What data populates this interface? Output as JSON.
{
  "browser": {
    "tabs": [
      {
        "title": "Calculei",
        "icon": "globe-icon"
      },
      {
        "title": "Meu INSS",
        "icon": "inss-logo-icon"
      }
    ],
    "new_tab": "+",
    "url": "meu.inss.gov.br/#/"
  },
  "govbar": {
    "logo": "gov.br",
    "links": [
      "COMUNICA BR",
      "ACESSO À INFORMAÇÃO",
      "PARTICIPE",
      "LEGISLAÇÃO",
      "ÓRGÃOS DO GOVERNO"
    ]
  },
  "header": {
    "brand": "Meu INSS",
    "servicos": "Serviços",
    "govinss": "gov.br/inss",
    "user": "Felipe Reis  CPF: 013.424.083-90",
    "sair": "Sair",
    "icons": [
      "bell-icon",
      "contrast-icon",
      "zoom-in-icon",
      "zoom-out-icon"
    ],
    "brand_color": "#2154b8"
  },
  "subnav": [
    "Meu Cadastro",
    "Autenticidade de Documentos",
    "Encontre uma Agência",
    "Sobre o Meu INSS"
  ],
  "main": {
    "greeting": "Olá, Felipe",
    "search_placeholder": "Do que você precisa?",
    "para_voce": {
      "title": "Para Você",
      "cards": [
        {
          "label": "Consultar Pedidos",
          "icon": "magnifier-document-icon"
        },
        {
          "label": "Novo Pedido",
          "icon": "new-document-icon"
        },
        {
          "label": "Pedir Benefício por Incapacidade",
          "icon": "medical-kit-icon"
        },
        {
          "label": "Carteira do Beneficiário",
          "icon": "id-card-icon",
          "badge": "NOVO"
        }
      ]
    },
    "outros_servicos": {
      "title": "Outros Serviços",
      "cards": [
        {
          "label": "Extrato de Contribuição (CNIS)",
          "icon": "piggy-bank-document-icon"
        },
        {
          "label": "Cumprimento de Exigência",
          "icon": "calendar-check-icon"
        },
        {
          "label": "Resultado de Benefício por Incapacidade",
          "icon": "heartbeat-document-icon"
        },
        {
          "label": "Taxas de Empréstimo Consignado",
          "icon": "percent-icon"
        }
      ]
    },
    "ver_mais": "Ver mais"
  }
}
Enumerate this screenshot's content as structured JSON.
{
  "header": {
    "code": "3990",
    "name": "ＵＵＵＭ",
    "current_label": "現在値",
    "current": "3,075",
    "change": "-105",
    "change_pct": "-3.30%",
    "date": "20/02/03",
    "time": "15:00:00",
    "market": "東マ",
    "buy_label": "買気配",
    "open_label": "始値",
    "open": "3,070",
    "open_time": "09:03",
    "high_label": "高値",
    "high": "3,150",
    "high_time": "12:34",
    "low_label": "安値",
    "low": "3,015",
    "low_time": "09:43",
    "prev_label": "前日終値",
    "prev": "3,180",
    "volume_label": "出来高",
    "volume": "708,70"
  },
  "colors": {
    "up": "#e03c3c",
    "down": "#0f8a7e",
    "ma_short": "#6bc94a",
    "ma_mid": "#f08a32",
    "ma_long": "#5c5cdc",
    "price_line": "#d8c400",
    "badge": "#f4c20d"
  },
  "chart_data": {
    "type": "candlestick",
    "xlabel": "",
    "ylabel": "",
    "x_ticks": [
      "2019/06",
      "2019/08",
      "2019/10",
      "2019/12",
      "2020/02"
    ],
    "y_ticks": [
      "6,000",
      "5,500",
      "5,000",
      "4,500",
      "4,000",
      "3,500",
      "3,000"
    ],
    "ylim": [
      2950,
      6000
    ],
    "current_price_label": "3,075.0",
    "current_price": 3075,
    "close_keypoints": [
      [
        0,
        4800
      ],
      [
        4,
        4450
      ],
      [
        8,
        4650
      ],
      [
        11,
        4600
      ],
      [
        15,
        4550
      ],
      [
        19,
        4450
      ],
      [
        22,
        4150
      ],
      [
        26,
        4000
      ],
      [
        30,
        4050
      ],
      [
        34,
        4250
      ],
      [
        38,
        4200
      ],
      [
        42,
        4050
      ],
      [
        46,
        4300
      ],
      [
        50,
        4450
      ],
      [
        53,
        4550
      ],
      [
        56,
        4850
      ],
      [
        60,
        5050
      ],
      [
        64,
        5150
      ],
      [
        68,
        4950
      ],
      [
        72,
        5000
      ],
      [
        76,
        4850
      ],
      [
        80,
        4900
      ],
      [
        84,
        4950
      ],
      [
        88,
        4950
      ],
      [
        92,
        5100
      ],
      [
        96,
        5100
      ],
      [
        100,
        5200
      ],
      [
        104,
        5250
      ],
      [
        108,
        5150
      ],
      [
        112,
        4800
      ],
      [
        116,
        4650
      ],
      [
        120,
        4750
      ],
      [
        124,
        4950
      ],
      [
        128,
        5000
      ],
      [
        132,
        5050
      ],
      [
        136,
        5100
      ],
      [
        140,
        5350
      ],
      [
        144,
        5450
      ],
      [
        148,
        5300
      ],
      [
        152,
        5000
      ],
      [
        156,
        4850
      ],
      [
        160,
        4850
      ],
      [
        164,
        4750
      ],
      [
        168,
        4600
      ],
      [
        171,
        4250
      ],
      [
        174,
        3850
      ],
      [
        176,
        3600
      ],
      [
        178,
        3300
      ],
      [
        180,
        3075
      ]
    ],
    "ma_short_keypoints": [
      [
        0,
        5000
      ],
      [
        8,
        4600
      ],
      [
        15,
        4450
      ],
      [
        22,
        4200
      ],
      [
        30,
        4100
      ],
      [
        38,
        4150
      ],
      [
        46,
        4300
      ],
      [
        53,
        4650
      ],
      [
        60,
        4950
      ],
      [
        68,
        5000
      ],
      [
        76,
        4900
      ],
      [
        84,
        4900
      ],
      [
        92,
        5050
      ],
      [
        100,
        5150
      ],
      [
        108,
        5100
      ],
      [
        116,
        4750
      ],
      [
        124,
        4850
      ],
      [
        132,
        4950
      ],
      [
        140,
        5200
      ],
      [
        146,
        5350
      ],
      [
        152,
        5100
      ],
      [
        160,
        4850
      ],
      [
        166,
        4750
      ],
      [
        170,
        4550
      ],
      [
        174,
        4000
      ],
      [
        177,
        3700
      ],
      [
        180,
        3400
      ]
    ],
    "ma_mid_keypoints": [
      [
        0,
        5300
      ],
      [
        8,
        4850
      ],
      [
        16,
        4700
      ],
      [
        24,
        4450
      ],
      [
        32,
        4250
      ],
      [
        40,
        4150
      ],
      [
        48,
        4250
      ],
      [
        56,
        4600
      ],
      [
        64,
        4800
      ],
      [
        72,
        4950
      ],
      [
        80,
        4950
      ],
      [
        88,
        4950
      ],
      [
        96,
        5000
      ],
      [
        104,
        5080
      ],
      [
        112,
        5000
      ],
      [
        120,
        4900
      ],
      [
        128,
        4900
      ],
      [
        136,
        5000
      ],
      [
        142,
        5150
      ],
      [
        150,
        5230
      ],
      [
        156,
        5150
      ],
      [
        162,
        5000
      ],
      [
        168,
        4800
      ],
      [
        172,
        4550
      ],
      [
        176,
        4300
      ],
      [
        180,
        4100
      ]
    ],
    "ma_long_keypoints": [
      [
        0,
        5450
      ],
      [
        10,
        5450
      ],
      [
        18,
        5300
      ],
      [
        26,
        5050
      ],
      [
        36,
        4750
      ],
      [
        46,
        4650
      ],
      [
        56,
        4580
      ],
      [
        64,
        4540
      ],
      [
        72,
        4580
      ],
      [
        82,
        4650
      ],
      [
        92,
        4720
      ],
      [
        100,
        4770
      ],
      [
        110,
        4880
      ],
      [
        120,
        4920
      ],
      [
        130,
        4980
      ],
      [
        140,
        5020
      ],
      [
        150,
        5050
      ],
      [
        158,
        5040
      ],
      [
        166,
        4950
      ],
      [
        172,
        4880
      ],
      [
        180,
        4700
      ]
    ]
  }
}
━━━━━━━━
BRIEF:
Print all of the entries exactly as they appear.

THE COMPLETED TASK:
What data populates this interface? Output as JSON.
{
  "browser": {
    "tabs": [
      {
        "title": "Calculei",
        "icon": "globe-icon"
      },
      {
        "title": "Meu INSS",
        "icon": "inss-logo-icon"
      }
    ],
    "new_tab": "+",
    "url": "meu.inss.gov.br/#/"
  },
  "govbar": {
    "logo": "gov.br",
    "links": [
      "COMUNICA BR",
      "ACESSO À INFORMAÇÃO",
      "PARTICIPE",
      "LEGISLAÇÃO",
      "ÓRGÃOS DO GOVERNO"
    ]
  },
  "header": {
    "brand": "Meu INSS",
    "servicos": "Serviços",
    "govinss": "gov.br/inss",
    "user": "Felipe Reis  CPF: 013.424.083-90",
    "sair": "Sair",
    "icons": [
      "bell-icon",
      "contrast-icon",
      "zoom-in-icon",
      "zoom-out-icon"
    ],
    "brand_color": "#2154b8"
  },
  "subnav": [
    "Meu Cadastro",
    "Autenticidade de Documentos",
    "Encontre uma Agência",
    "Sobre o Meu INSS"
  ],
  "main": {
    "greeting": "Olá, Felipe",
    "search_placeholder": "Do que você precisa?",
    "para_voce": {
      "title": "Para Você",
      "cards": [
        {
          "label": "Consultar Pedidos",
          "icon": "magnifier-document-icon"
        },
        {
          "label": "Novo Pedido",
          "icon": "new-document-icon"
        },
        {
          "label": "Pedir Benefício por Incapacidade",
          "icon": "medical-kit-icon"
        },
        {
          "label": "Carteira do Beneficiário",
          "icon": "id-card-icon",
          "badge": "NOVO"
        }
      ]
    },
    "outros_servicos": {
      "title": "Outros Serviços",
      "cards": [
        {
          "label": "Extrato de Contribuição (CNIS)",
          "icon": "piggy-bank-document-icon"
        },
        {
          "label": "Cumprimento de Exigência",
          "icon": "calendar-check-icon"
        },
        {
          "label": "Resultado de Benefício por Incapacidade",
          "icon": "heartbeat-document-icon"
        },
        {
          "label": "Taxas de Empréstimo Consignado",
          "icon": "percent-icon"
        }
      ]
    },
    "ver_mais": "Ver mais"
  }
}
Enumerate this screenshot's content as structured JSON.
{
  "header": {
    "code": "3990",
    "name": "ＵＵＵＭ",
    "current_label": "現在値",
    "current": "3,075",
    "change": "-105",
    "change_pct": "-3.30%",
    "date": "20/02/03",
    "time": "15:00:00",
    "market": "東マ",
    "buy_label": "買気配",
    "open_label": "始値",
    "open": "3,070",
    "open_time": "09:03",
    "high_label": "高値",
    "high": "3,150",
    "high_time": "12:34",
    "low_label": "安値",
    "low": "3,015",
    "low_time": "09:43",
    "prev_label": "前日終値",
    "prev": "3,180",
    "volume_label": "出来高",
    "volume": "708,70"
  },
  "colors": {
    "up": "#e03c3c",
    "down": "#0f8a7e",
    "ma_short": "#6bc94a",
    "ma_mid": "#f08a32",
    "ma_long": "#5c5cdc",
    "price_line": "#d8c400",
    "badge": "#f4c20d"
  },
  "chart_data": {
    "type": "candlestick",
    "xlabel": "",
    "ylabel": "",
    "x_ticks": [
      "2019/06",
      "2019/08",
      "2019/10",
      "2019/12",
      "2020/02"
    ],
    "y_ticks": [
      "6,000",
      "5,500",
      "5,000",
      "4,500",
      "4,000",
      "3,500",
      "3,000"
    ],
    "ylim": [
      2950,
      6000
    ],
    "current_price_label": "3,075.0",
    "current_price": 3075,
    "close_keypoints": [
      [
        0,
        4800
      ],
      [
        4,
        4450
      ],
      [
        8,
        4650
      ],
      [
        11,
        4600
      ],
      [
        15,
        4550
      ],
      [
        19,
        4450
      ],
      [
        22,
        4150
      ],
      [
        26,
        4000
      ],
      [
        30,
        4050
      ],
      [
        34,
        4250
      ],
      [
        38,
        4200
      ],
      [
        42,
        4050
      ],
      [
        46,
        4300
      ],
      [
        50,
        4450
      ],
      [
        53,
        4550
      ],
      [
        56,
        4850
      ],
      [
        60,
        5050
      ],
      [
        64,
        5150
      ],
      [
        68,
        4950
      ],
      [
        72,
        5000
      ],
      [
        76,
        4850
      ],
      [
        80,
        4900
      ],
      [
        84,
        4950
      ],
      [
        88,
        4950
      ],
      [
        92,
        5100
      ],
      [
        96,
        5100
      ],
      [
        100,
        5200
      ],
      [
        104,
        5250
      ],
      [
        108,
        5150
      ],
      [
        112,
        4800
      ],
      [
        116,
        4650
      ],
      [
        120,
        4750
      ],
      [
        124,
        4950
      ],
      [
        128,
        5000
      ],
      [
        132,
        5050
      ],
      [
        136,
        5100
      ],
      [
        140,
        5350
      ],
      [
        144,
        5450
      ],
      [
        148,
        5300
      ],
      [
        152,
        5000
      ],
      [
        156,
        4850
      ],
      [
        160,
        4850
      ],
      [
        164,
        4750
      ],
      [
        168,
        4600
      ],
      [
        171,
        4250
      ],
      [
        174,
        3850
      ],
      [
        176,
        3600
      ],
      [
        178,
        3300
      ],
      [
        180,
        3075
      ]
    ],
    "ma_short_keypoints": [
      [
        0,
        5000
      ],
      [
        8,
        4600
      ],
      [
        15,
        4450
      ],
      [
        22,
        4200
      ],
      [
        30,
        4100
      ],
      [
        38,
        4150
      ],
      [
        46,
        4300
      ],
      [
        53,
        4650
      ],
      [
        60,
        4950
      ],
      [
        68,
        5000
      ],
      [
        76,
        4900
      ],
      [
        84,
        4900
      ],
      [
        92,
        5050
      ],
      [
        100,
        5150
      ],
      [
        108,
        5100
      ],
      [
        116,
        4750
      ],
      [
        124,
        4850
      ],
      [
        132,
        4950
      ],
      [
        140,
        5200
      ],
      [
        146,
        5350
      ],
      [
        152,
        5100
      ],
      [
        160,
        4850
      ],
      [
        166,
        4750
      ],
      [
        170,
        4550
      ],
      [
        174,
        4000
      ],
      [
        177,
        3700
      ],
      [
        180,
        3400
      ]
    ],
    "ma_mid_keypoints": [
      [
        0,
        5300
      ],
      [
        8,
        4850
      ],
      [
        16,
        4700
      ],
      [
        24,
        4450
      ],
      [
        32,
        4250
      ],
      [
        40,
        4150
      ],
      [
        48,
        4250
      ],
      [
        56,
        4600
      ],
      [
        64,
        4800
      ],
      [
        72,
        4950
      ],
      [
        80,
        4950
      ],
      [
        88,
        4950
      ],
      [
        96,
        5000
      ],
      [
        104,
        5080
      ],
      [
        112,
        5000
      ],
      [
        120,
        4900
      ],
      [
        128,
        4900
      ],
      [
        136,
        5000
      ],
      [
        142,
        5150
      ],
      [
        150,
        5230
      ],
      [
        156,
        5150
      ],
      [
        162,
        5000
      ],
      [
        168,
        4800
      ],
      [
        172,
        4550
      ],
      [
        176,
        4300
      ],
      [
        180,
        4100
      ]
    ],
    "ma_long_keypoints": [
      [
        0,
        5450
      ],
      [
        10,
        5450
      ],
      [
        18,
        5300
      ],
      [
        26,
        5050
      ],
      [
        36,
        4750
      ],
      [
        46,
        4650
      ],
      [
        56,
        4580
      ],
      [
        64,
        4540
      ],
      [
        72,
        4580
      ],
      [
        82,
        4650
      ],
      [
        92,
        4720
      ],
      [
        100,
        4770
      ],
      [
        110,
        4880
      ],
      [
        120,
        4920
      ],
      [
        130,
        4980
      ],
      [
        140,
        5020
      ],
      [
        150,
        5050
      ],
      [
        158,
        5040
      ],
      [
        166,
        4950
      ],
      [
        172,
        4880
      ],
      [
        180,
        4700
      ]
    ]
  }
}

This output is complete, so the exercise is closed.